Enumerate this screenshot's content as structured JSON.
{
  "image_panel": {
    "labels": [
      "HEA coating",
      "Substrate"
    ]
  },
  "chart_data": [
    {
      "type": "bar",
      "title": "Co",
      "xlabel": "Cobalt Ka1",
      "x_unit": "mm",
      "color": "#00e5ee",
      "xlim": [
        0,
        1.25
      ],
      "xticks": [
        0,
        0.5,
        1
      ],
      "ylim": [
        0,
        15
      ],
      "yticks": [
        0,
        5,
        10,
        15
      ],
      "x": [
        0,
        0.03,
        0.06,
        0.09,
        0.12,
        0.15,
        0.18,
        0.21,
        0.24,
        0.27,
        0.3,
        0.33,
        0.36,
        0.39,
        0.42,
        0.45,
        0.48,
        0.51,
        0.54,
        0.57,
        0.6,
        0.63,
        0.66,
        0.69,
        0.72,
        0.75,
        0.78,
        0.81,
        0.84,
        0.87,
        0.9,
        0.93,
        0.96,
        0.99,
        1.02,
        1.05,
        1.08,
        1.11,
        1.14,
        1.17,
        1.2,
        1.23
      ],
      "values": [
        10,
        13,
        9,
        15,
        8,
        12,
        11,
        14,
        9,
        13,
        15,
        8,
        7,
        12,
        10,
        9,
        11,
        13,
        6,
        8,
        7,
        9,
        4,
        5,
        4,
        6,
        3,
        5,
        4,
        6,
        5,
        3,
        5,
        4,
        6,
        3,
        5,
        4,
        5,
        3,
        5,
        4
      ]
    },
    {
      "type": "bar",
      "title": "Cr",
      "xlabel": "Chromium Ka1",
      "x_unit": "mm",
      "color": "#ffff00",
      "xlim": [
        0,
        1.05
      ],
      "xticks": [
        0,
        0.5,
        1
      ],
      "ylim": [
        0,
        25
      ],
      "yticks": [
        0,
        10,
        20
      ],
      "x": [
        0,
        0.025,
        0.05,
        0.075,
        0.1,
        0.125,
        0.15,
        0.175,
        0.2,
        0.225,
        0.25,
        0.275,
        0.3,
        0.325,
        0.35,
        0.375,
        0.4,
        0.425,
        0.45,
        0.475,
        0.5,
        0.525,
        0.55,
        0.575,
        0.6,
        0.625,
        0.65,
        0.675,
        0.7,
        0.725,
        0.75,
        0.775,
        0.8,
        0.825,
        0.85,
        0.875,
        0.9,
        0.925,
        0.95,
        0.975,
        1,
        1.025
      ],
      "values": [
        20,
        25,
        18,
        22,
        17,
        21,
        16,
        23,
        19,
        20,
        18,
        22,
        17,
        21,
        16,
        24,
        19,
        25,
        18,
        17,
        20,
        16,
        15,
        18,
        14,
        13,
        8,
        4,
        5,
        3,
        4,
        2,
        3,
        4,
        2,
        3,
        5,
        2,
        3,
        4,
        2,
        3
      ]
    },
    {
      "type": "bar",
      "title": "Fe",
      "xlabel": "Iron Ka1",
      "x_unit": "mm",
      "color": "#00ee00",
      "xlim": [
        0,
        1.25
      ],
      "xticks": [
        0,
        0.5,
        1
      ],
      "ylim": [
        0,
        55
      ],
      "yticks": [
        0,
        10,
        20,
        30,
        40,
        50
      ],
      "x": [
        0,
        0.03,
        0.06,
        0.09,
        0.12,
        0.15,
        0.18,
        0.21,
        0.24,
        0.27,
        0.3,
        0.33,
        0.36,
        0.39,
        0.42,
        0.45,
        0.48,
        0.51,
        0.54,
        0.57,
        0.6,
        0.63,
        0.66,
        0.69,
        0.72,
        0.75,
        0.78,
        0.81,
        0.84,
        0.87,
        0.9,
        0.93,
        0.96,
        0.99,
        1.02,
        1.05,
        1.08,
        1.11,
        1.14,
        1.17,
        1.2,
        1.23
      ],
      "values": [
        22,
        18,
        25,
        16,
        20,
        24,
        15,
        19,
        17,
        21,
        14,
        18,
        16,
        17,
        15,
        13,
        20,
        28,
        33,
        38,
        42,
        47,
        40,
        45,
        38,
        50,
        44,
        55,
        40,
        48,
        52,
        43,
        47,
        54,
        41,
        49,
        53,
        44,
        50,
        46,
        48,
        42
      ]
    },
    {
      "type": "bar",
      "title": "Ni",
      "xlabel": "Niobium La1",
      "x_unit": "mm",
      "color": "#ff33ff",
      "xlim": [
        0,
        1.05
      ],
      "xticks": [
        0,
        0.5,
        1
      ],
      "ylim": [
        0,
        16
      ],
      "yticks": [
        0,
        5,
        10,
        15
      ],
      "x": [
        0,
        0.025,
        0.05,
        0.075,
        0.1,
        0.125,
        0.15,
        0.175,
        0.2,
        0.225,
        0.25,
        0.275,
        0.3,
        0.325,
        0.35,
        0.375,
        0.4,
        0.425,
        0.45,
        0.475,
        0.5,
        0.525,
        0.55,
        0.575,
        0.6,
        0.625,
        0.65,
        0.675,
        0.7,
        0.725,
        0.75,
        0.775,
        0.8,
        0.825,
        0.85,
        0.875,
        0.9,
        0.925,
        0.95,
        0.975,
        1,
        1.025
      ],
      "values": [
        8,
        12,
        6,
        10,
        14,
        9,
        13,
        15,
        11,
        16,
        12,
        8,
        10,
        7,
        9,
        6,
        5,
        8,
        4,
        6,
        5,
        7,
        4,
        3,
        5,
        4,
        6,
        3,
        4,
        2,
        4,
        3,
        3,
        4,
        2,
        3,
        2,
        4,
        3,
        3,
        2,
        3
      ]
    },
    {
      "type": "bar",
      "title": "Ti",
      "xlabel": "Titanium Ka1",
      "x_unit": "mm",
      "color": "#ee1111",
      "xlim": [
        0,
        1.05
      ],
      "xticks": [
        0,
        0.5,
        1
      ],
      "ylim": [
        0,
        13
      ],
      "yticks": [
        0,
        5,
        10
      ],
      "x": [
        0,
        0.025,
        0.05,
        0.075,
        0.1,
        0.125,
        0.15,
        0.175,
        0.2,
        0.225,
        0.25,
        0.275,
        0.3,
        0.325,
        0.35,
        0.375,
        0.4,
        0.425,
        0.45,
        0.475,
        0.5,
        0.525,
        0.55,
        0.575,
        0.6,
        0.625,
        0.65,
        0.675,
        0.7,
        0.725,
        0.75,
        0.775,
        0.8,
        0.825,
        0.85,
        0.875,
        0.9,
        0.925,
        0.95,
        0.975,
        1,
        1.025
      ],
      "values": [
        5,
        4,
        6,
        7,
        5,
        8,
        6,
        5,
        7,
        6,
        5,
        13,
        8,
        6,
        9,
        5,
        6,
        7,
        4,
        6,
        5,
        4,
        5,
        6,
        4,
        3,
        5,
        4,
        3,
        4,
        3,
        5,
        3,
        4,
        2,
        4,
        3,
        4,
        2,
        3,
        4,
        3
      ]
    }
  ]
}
────────
Copy out the material word for word and line for line.

Enumerate this screenshot's content as structured JSON.
{
  "image_panel": {
    "labels": [
      "HEA coating",
      "Substrate"
    ]
  },
  "chart_data": [
    {
      "type": "bar",
      "title": "Co",
      "xlabel": "Cobalt Ka1",
      "x_unit": "mm",
      "color": "#00e5ee",
      "xlim": [
        0,
        1.25
      ],
      "xticks": [
        0,
        0.5,
        1
      ],
      "ylim": [
        0,
        15
      ],
      "yticks": [
        0,
        5,
        10,
        15
      ],
      "x": [
        0,
        0.03,
        0.06,
        0.09,
        0.12,
        0.15,
        0.18,
        0.21,
        0.24,
        0.27,
        0.3,
        0.33,
        0.36,
        0.39,
        0.42,
        0.45,
        0.48,
        0.51,
        0.54,
        0.57,
        0.6,
        0.63,
        0.66,
        0.69,
        0.72,
        0.75,
        0.78,
        0.81,
        0.84,
        0.87,
        0.9,
        0.93,
        0.96,
        0.99,
        1.02,
        1.05,
        1.08,
        1.11,
        1.14,
        1.17,
        1.2,
        1.23
      ],
      "values": [
        10,
        13,
        9,
        15,
        8,
        12,
        11,
        14,
        9,
        13,
        15,
        8,
        7,
        12,
        10,
        9,
        11,
        13,
        6,
        8,
        7,
        9,
        4,
        5,
        4,
        6,
        3,
        5,
        4,
        6,
        5,
        3,
        5,
        4,
        6,
        3,
        5,
        4,
        5,
        3,
        5,
        4
      ]
    },
    {
      "type": "bar",
      "title": "Cr",
      "xlabel": "Chromium Ka1",
      "x_unit": "mm",
      "color": "#ffff00",
      "xlim": [
        0,
        1.05
      ],
      "xticks": [
        0,
        0.5,
        1
      ],
      "ylim": [
        0,
        25
      ],
      "yticks": [
        0,
        10,
        20
      ],
      "x": [
        0,
        0.025,
        0.05,
        0.075,
        0.1,
        0.125,
        0.15,
        0.175,
        0.2,
        0.225,
        0.25,
        0.275,
        0.3,
        0.325,
        0.35,
        0.375,
        0.4,
        0.425,
        0.45,
        0.475,
        0.5,
        0.525,
        0.55,
        0.575,
        0.6,
        0.625,
        0.65,
        0.675,
        0.7,
        0.725,
        0.75,
        0.775,
        0.8,
        0.825,
        0.85,
        0.875,
        0.9,
        0.925,
        0.95,
        0.975,
        1,
        1.025
      ],
      "values": [
        20,
        25,
        18,
        22,
        17,
        21,
        16,
        23,
        19,
        20,
        18,
        22,
        17,
        21,
        16,
        24,
        19,
        25,
        18,
        17,
        20,
        16,
        15,
        18,
        14,
        13,
        8,
        4,
        5,
        3,
        4,
        2,
        3,
        4,
        2,
        3,
        5,
        2,
        3,
        4,
        2,
        3
      ]
    },
    {
      "type": "bar",
      "title": "Fe",
      "xlabel": "Iron Ka1",
      "x_unit": "mm",
      "color": "#00ee00",
      "xlim": [
        0,
        1.25
      ],
      "xticks": [
        0,
        0.5,
        1
      ],
      "ylim": [
        0,
        55
      ],
      "yticks": [
        0,
        10,
        20,
        30,
        40,
        50
      ],
      "x": [
        0,
        0.03,
        0.06,
        0.09,
        0.12,
        0.15,
        0.18,
        0.21,
        0.24,
        0.27,
        0.3,
        0.33,
        0.36,
        0.39,
        0.42,
        0.45,
        0.48,
        0.51,
        0.54,
        0.57,
        0.6,
        0.63,
        0.66,
        0.69,
        0.72,
        0.75,
        0.78,
        0.81,
        0.84,
        0.87,
        0.9,
        0.93,
        0.96,
        0.99,
        1.02,
        1.05,
        1.08,
        1.11,
        1.14,
        1.17,
        1.2,
        1.23
      ],
      "values": [
        22,
        18,
        25,
        16,
        20,
        24,
        15,
        19,
        17,
        21,
        14,
        18,
        16,
        17,
        15,
        13,
        20,
        28,
        33,
        38,
        42,
        47,
        40,
        45,
        38,
        50,
        44,
        55,
        40,
        48,
        52,
        43,
        47,
        54,
        41,
        49,
        53,
        44,
        50,
        46,
        48,
        42
      ]
    },
    {
      "type": "bar",
      "title": "Ni",
      "xlabel": "Niobium La1",
      "x_unit": "mm",
      "color": "#ff33ff",
      "xlim": [
        0,
        1.05
      ],
      "xticks": [
        0,
        0.5,
        1
      ],
      "ylim": [
        0,
        16
      ],
      "yticks": [
        0,
        5,
        10,
        15
      ],
      "x": [
        0,
        0.025,
        0.05,
        0.075,
        0.1,
        0.125,
        0.15,
        0.175,
        0.2,
        0.225,
        0.25,
        0.275,
        0.3,
        0.325,
        0.35,
        0.375,
        0.4,
        0.425,
        0.45,
        0.475,
        0.5,
        0.525,
        0.55,
        0.575,
        0.6,
        0.625,
        0.65,
        0.675,
        0.7,
        0.725,
        0.75,
        0.775,
        0.8,
        0.825,
        0.85,
        0.875,
        0.9,
        0.925,
        0.95,
        0.975,
        1,
        1.025
      ],
      "values": [
        8,
        12,
        6,
        10,
        14,
        9,
        13,
        15,
        11,
        16,
        12,
        8,
        10,
        7,
        9,
        6,
        5,
        8,
        4,
        6,
        5,
        7,
        4,
        3,
        5,
        4,
        6,
        3,
        4,
        2,
        4,
        3,
        3,
        4,
        2,
        3,
        2,
        4,
        3,
        3,
        2,
        3
      ]
    },
    {
      "type": "bar",
      "title": "Ti",
      "xlabel": "Titanium Ka1",
      "x_unit": "mm",
      "color": "#ee1111",
      "xlim": [
        0,
        1.05
      ],
      "xticks": [
        0,
        0.5,
        1
      ],
      "ylim": [
        0,
        13
      ],
      "yticks": [
        0,
        5,
        10
      ],
      "x": [
        0,
        0.025,
        0.05,
        0.075,
        0.1,
        0.125,
        0.15,
        0.175,
        0.2,
        0.225,
        0.25,
        0.275,
        0.3,
        0.325,
        0.35,
        0.375,
        0.4,
        0.425,
        0.45,
        0.475,
        0.5,
        0.525,
        0.55,
        0.575,
        0.6,
        0.625,
        0.65,
        0.675,
        0.7,
        0.725,
        0.75,
        0.775,
        0.8,
        0.825,
        0.85,
        0.875,
        0.9,
        0.925,
        0.95,
        0.975,
        1,
        1.025
      ],
      "values": [
        5,
        4,
        6,
        7,
        5,
        8,
        6,
        5,
        7,
        6,
        5,
        13,
        8,
        6,
        9,
        5,
        6,
        7,
        4,
        6,
        5,
        4,
        5,
        6,
        4,
        3,
        5,
        4,
        3,
        4,
        3,
        5,
        3,
        4,
        2,
        4,
        3,
        4,
        2,
        3,
        4,
        3
      ]
    }
  ]
}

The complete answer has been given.